→ **Written problem**:
Would you return the complete listing below word for word?
○ ○ ○ ○ ○ ○ ○
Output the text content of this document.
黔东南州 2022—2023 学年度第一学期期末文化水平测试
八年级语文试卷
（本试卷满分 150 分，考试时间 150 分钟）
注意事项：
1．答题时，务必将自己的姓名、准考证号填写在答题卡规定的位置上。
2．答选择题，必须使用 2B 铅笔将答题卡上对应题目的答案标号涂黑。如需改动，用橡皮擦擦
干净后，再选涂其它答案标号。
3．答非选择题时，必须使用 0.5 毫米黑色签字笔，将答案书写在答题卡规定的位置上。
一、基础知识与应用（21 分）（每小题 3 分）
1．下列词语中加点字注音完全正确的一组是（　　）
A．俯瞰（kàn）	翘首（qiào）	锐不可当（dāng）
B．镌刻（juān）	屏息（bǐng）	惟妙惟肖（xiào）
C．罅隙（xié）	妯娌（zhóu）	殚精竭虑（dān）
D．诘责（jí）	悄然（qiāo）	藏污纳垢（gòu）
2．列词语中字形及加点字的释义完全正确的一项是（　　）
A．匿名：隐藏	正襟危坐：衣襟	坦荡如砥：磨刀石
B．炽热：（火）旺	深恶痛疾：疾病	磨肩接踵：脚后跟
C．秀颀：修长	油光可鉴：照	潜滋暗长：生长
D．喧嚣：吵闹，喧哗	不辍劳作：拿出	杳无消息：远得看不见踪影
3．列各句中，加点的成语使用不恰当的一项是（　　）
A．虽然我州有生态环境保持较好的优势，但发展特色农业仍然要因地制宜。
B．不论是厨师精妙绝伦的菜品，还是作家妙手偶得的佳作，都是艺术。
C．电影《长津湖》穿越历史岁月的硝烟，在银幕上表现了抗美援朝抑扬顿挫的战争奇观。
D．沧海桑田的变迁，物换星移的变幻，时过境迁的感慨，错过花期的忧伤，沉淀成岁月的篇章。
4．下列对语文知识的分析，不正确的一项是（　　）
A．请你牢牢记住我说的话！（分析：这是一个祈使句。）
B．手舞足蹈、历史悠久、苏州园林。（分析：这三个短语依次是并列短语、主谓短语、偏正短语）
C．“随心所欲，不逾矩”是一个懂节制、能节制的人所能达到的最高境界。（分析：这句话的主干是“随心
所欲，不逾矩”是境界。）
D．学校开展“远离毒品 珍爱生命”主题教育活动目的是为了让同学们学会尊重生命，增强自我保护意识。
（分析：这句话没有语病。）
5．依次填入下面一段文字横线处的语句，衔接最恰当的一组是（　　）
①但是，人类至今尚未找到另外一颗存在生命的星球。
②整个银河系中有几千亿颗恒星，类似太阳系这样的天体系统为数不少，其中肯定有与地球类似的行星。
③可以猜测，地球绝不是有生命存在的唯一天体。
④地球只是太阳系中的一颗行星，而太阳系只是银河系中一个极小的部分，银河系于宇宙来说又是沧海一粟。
○ ○ ○ ○ ○ ○ ○
→ **Task answer**:
Output the text content of this document.
黔东南州 2022—2023 学年度第一学期期末文化水平测试
八年级语文试卷
（本试卷满分 150 分，考试时间 150 分钟）
注意事项：
1．答题时，务必将自己的姓名、准考证号填写在答题卡规定的位置上。
2．答选择题，必须使用 2B 铅笔将答题卡上对应题目的答案标号涂黑。如需改动，用橡皮擦擦
干净后，再选涂其它答案标号。
3．答非选择题时，必须使用 0.5 毫米黑色签字笔，将答案书写在答题卡规定的位置上。
一、基础知识与应用（21 分）（每小题 3 分）
1．下列词语中加点字注音完全正确的一组是（　　）
A．俯瞰（kàn）	翘首（qiào）	锐不可当（dāng）
B．镌刻（juān）	屏息（bǐng）	惟妙惟肖（xiào）
C．罅隙（xié）	妯娌（zhóu）	殚精竭虑（dān）
D．诘责（jí）	悄然（qiāo）	藏污纳垢（gòu）
2．列词语中字形及加点字的释义完全正确的一项是（　　）
A．匿名：隐藏	正襟危坐：衣襟	坦荡如砥：磨刀石
B．炽热：（火）旺	深恶痛疾：疾病	磨肩接踵：脚后跟
C．秀颀：修长	油光可鉴：照	潜滋暗长：生长
D．喧嚣：吵闹，喧哗	不辍劳作：拿出	杳无消息：远得看不见踪影
3．列各句中，加点的成语使用不恰当的一项是（　　）
A．虽然我州有生态环境保持较好的优势，但发展特色农业仍然要因地制宜。
B．不论是厨师精妙绝伦的菜品，还是作家妙手偶得的佳作，都是艺术。
C．电影《长津湖》穿越历史岁月的硝烟，在银幕上表现了抗美援朝抑扬顿挫的战争奇观。
D．沧海桑田的变迁，物换星移的变幻，时过境迁的感慨，错过花期的忧伤，沉淀成岁月的篇章。
4．下列对语文知识的分析，不正确的一项是（　　）
A．请你牢牢记住我说的话！（分析：这是一个祈使句。）
B．手舞足蹈、历史悠久、苏州园林。（分析：这三个短语依次是并列短语、主谓短语、偏正短语）
C．“随心所欲，不逾矩”是一个懂节制、能节制的人所能达到的最高境界。（分析：这句话的主干是“随心
所欲，不逾矩”是境界。）
D．学校开展“远离毒品 珍爱生命”主题教育活动目的是为了让同学们学会尊重生命，增强自我保护意识。
（分析：这句话没有语病。）
5．依次填入下面一段文字横线处的语句，衔接最恰当的一组是（　　）
①但是，人类至今尚未找到另外一颗存在生命的星球。
②整个银河系中有几千亿颗恒星，类似太阳系这样的天体系统为数不少，其中肯定有与地球类似的行星。
③可以猜测，地球绝不是有生命存在的唯一天体。
④地球只是太阳系中的一颗行星，而太阳系只是银河系中一个极小的部分，银河系于宇宙来说又是沧海一粟。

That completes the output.